>> start Source material

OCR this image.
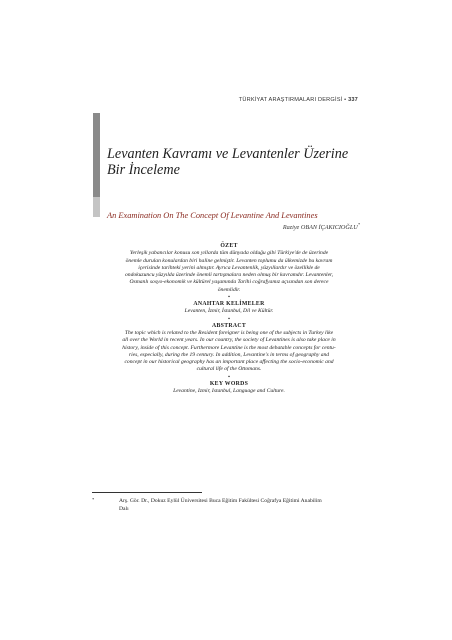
TÜRKİYAT ARAŞTIRMALARI DERGİSİ • 337
Levanten Kavramı ve Levantenler Üzerine
Bir İnceleme
An Examination On The Concept Of Levantine And Levantines
Raziye OBAN İÇAKICIOĞLU*

ÖZET

Yerleşik yabancılar konusu son yıllarda tüm dünyada olduğu gibi Türkiye'de de üzerinde
önemle durulan konulardan biri haline gelmiştir. Levanten toplumu da ülkemizde bu kavram
içerisinde tarihteki yerini almıştır. Ayrıca Levantenlik, yüzyıllardır ve özellikle de
ondokuzuncu yüzyılda üzerinde önemli tartışmalara neden olmuş bir kavramdır. Levantenler,
Osmanlı sosyo-ekonomik ve kültürel yaşamında Tarihi coğrafyamız açısından son derece
önemlidir.

▪

ANAHTAR KELİMELER

Levanten, İzmir, İstanbul, Dil ve Kültür.

▪

ABSTRACT

The topic which is related to the Resident foreigner is being one of the subjects in Turkey like
all over the World in recent years. In our country, the society of Levantines is also take place in
history, inside of this concept. Furthermore Levantine is the most debatable concepts for centu-
ries, especially, during the 19 century. In addition, Levantine's in terms of geography and
concept in our historical geography has an important place affecting the socio-economic and
cultural life of the Ottomans.

▪

KEY WORDS

Levantine, Izmir, Istanbul, Language and Culture.

*	Arş. Gör. Dr., Dokuz Eylül Üniversitesi Buca Eğitim Fakültesi Coğrafya Eğitimi Anabilim
Dalı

>> end Source material

## Given task
Repeat the full listing above exactly, with no pictures in the copy.

## Written response
OCR this image.
TÜRKİYAT ARAŞTIRMALARI DERGİSİ • 337
Levanten Kavramı ve Levantenler Üzerine
Bir İnceleme
An Examination On The Concept Of Levantine And Levantines
Raziye OBAN İÇAKICIOĞLU*

ÖZET

Yerleşik yabancılar konusu son yıllarda tüm dünyada olduğu gibi Türkiye'de de üzerinde
önemle durulan konulardan biri haline gelmiştir. Levanten toplumu da ülkemizde bu kavram
içerisinde tarihteki yerini almıştır. Ayrıca Levantenlik, yüzyıllardır ve özellikle de
ondokuzuncu yüzyılda üzerinde önemli tartışmalara neden olmuş bir kavramdır. Levantenler,
Osmanlı sosyo-ekonomik ve kültürel yaşamında Tarihi coğrafyamız açısından son derece
önemlidir.

▪

ANAHTAR KELİMELER

Levanten, İzmir, İstanbul, Dil ve Kültür.

▪

ABSTRACT

The topic which is related to the Resident foreigner is being one of the subjects in Turkey like
all over the World in recent years. In our country, the society of Levantines is also take place in
history, inside of this concept. Furthermore Levantine is the most debatable concepts for centu-
ries, especially, during the 19 century. In addition, Levantine's in terms of geography and
concept in our historical geography has an important place affecting the socio-economic and
cultural life of the Ottomans.

▪

KEY WORDS

Levantine, Izmir, Istanbul, Language and Culture.

*	Arş. Gör. Dr., Dokuz Eylül Üniversitesi Buca Eğitim Fakültesi Coğrafya Eğitimi Anabilim
Dalı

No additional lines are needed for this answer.